**Task description:**
Say how many lines hold the string "Sepal", and nothing more.

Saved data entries
*-*-*

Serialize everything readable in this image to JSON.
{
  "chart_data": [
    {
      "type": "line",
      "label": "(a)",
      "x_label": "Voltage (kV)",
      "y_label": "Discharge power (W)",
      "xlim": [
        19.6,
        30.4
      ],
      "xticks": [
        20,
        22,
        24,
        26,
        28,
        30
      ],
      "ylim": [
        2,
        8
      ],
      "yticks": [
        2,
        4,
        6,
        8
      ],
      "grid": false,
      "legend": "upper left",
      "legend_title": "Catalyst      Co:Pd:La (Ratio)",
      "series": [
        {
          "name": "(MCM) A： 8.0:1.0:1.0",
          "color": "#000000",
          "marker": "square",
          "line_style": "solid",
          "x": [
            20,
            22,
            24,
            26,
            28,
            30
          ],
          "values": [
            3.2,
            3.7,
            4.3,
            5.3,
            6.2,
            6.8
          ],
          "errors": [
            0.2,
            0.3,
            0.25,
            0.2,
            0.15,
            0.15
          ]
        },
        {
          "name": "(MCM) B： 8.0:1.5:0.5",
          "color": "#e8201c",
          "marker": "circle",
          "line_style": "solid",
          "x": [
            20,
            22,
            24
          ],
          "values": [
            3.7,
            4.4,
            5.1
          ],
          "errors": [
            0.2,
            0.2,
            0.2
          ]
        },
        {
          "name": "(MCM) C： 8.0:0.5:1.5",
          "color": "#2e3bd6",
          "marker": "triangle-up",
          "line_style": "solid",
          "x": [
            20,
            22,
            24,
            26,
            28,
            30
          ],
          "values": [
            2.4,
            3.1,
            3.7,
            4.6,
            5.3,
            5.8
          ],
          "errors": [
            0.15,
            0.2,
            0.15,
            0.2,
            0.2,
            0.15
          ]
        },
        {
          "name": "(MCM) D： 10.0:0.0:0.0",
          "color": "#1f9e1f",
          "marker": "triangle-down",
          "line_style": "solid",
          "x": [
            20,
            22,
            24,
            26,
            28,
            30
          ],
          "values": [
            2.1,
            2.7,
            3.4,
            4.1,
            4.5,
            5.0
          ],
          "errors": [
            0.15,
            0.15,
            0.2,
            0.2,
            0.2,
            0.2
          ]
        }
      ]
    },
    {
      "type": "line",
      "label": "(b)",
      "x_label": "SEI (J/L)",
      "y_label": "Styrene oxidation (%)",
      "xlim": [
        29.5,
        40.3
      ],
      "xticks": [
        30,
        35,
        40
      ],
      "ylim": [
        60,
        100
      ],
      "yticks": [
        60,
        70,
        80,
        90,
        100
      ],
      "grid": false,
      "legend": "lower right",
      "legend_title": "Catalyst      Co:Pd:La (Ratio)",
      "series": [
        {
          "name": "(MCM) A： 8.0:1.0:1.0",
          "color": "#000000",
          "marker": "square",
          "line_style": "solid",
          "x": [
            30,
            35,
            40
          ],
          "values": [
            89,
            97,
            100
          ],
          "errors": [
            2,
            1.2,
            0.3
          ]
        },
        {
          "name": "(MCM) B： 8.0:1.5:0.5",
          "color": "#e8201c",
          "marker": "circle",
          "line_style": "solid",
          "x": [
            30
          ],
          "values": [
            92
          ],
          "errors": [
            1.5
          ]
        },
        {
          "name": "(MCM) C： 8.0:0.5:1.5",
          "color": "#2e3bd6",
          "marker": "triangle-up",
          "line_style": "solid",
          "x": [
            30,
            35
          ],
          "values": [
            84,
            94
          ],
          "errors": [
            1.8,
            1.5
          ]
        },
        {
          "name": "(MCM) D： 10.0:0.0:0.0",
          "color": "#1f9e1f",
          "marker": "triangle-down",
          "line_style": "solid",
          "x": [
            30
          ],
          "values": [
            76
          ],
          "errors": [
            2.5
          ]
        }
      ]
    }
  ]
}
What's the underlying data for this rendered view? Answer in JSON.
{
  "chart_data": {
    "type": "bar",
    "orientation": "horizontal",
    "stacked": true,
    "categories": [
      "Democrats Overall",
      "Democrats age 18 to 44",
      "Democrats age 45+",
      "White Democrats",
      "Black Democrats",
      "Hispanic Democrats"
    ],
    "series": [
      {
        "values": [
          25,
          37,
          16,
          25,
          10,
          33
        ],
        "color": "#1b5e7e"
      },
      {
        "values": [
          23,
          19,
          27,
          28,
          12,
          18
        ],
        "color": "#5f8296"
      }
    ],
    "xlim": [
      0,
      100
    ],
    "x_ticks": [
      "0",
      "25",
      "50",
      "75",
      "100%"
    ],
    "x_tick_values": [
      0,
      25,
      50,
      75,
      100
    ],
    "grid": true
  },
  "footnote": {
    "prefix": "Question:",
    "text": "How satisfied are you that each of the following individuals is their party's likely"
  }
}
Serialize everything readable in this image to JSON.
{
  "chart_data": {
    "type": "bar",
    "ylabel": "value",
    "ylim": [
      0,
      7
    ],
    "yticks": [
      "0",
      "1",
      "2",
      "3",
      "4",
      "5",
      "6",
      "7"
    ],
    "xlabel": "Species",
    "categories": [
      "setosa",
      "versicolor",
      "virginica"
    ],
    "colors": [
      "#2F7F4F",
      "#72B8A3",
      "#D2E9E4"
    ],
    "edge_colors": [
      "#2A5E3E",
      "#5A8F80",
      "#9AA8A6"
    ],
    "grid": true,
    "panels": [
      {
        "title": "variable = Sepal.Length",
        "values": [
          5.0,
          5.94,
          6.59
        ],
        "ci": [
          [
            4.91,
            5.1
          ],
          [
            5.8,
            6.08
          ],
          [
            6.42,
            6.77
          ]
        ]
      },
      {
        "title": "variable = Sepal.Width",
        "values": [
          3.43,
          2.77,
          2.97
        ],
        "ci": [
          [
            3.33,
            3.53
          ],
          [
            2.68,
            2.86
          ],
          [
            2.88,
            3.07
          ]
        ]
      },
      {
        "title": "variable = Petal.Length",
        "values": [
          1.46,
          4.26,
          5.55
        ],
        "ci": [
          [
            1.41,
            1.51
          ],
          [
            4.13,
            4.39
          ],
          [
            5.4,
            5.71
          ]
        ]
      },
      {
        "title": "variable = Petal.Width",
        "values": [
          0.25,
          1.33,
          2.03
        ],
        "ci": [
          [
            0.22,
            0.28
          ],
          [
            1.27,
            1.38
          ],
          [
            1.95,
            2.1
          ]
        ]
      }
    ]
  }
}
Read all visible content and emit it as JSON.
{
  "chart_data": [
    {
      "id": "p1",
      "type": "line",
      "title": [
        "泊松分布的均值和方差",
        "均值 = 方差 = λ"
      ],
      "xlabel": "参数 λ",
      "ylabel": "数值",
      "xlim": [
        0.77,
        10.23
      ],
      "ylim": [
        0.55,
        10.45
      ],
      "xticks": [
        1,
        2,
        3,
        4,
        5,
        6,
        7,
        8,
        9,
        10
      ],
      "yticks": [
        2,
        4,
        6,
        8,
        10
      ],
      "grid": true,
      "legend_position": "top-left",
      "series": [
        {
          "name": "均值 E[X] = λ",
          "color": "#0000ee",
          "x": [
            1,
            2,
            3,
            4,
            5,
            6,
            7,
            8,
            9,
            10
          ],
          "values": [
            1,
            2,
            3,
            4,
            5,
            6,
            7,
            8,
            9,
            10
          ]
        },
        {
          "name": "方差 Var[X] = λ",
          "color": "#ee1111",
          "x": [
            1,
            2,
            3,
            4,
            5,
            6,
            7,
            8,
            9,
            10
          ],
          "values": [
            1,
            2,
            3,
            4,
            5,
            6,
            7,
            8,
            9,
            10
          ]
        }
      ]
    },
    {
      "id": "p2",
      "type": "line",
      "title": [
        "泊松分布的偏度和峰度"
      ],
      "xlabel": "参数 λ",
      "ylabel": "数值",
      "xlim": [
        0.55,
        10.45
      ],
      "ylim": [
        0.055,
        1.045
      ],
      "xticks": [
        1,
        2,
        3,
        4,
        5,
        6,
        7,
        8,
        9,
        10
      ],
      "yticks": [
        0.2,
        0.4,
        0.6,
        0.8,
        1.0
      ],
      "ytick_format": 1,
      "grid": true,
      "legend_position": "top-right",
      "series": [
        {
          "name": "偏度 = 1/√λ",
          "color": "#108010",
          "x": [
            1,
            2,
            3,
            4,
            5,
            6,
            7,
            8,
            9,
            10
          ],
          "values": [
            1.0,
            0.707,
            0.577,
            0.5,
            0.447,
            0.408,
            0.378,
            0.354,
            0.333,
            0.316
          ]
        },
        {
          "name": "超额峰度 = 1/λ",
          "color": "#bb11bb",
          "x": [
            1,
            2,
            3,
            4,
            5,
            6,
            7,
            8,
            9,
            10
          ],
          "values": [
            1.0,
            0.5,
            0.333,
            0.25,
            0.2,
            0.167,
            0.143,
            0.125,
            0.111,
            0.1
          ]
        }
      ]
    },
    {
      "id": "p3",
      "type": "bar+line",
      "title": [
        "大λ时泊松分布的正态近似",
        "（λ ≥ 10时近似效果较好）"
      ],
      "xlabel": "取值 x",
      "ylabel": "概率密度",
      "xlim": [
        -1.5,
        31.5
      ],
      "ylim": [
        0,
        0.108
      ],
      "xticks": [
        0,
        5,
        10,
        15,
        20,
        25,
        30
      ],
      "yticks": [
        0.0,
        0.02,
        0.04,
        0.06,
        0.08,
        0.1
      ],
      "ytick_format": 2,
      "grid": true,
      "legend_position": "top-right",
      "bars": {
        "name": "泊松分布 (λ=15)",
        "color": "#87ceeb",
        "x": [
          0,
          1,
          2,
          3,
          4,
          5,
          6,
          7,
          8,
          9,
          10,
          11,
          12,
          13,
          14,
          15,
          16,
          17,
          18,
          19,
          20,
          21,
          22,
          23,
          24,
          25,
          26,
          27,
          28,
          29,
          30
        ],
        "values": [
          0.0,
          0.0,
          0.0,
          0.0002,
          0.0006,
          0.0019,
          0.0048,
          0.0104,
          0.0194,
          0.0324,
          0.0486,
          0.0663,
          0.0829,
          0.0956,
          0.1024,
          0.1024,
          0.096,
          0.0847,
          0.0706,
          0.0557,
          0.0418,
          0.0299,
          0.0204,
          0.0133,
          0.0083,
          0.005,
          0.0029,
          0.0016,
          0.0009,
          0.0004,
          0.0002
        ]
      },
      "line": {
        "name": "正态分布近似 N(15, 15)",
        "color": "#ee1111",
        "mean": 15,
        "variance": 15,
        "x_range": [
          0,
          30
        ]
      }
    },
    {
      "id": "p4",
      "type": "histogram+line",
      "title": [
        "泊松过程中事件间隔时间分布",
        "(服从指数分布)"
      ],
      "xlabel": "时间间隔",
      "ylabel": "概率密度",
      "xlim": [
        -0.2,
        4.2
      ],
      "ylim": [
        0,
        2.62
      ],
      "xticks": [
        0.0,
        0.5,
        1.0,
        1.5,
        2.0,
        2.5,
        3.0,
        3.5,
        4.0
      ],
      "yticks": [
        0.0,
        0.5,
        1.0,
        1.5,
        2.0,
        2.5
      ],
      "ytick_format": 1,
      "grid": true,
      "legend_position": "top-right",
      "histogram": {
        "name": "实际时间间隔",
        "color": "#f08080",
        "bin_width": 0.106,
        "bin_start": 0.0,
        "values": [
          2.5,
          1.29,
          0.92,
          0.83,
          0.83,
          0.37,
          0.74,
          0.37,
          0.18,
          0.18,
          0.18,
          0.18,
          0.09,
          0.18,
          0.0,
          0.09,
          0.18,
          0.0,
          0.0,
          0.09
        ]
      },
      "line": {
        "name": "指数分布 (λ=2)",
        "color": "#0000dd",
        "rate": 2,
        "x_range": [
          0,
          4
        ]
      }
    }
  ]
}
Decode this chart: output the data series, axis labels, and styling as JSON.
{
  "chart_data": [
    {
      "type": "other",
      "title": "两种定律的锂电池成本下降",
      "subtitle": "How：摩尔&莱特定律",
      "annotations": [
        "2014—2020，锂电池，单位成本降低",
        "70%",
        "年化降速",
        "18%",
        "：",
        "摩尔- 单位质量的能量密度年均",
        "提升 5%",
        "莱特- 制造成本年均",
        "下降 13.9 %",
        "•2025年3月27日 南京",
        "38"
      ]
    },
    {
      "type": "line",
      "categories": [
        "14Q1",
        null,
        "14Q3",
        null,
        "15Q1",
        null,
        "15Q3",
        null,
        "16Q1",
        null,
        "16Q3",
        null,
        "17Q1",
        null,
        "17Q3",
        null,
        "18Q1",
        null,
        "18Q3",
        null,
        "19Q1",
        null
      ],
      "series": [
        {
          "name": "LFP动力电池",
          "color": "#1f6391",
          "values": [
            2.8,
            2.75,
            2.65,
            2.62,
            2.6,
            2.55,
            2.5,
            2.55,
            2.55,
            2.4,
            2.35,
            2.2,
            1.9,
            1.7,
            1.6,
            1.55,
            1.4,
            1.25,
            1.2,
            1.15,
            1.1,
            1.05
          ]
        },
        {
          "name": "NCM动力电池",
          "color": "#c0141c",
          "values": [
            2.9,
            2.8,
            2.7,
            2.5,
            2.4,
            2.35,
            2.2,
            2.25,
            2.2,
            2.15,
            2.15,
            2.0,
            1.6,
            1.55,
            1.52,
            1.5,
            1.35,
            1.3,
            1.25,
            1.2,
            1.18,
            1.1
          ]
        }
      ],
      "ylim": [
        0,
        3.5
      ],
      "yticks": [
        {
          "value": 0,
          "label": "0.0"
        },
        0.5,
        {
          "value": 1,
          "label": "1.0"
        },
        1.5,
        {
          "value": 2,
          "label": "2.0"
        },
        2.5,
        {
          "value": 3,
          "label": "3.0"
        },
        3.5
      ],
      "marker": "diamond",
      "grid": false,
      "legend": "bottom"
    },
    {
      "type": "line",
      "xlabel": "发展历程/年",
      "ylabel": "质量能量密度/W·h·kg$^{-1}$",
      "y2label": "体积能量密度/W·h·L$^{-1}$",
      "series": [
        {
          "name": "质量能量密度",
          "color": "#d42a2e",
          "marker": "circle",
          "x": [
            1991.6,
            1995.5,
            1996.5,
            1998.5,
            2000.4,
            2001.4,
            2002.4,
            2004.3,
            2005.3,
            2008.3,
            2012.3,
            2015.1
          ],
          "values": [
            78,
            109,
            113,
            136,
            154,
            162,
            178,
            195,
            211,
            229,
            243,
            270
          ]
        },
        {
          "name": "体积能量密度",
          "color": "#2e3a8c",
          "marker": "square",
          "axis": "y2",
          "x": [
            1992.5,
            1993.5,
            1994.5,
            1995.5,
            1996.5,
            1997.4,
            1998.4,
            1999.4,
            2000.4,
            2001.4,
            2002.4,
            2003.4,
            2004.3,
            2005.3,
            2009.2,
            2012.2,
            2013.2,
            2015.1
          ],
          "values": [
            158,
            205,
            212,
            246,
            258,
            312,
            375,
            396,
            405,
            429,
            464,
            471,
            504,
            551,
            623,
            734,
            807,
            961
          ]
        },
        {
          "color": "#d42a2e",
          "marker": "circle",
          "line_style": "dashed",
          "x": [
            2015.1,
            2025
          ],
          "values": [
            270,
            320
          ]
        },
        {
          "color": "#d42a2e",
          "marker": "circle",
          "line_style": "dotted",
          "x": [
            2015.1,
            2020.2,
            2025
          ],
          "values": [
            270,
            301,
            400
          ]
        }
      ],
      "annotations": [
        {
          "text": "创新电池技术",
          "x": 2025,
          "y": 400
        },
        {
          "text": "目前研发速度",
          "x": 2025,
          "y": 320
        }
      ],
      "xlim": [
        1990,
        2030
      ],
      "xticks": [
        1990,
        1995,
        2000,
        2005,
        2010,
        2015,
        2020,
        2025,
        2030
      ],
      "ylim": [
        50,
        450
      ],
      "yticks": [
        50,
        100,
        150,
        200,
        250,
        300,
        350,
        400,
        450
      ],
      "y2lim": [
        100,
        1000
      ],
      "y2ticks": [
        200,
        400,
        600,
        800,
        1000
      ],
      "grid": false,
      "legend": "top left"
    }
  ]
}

*-*-*

**Answer to this problem:**
2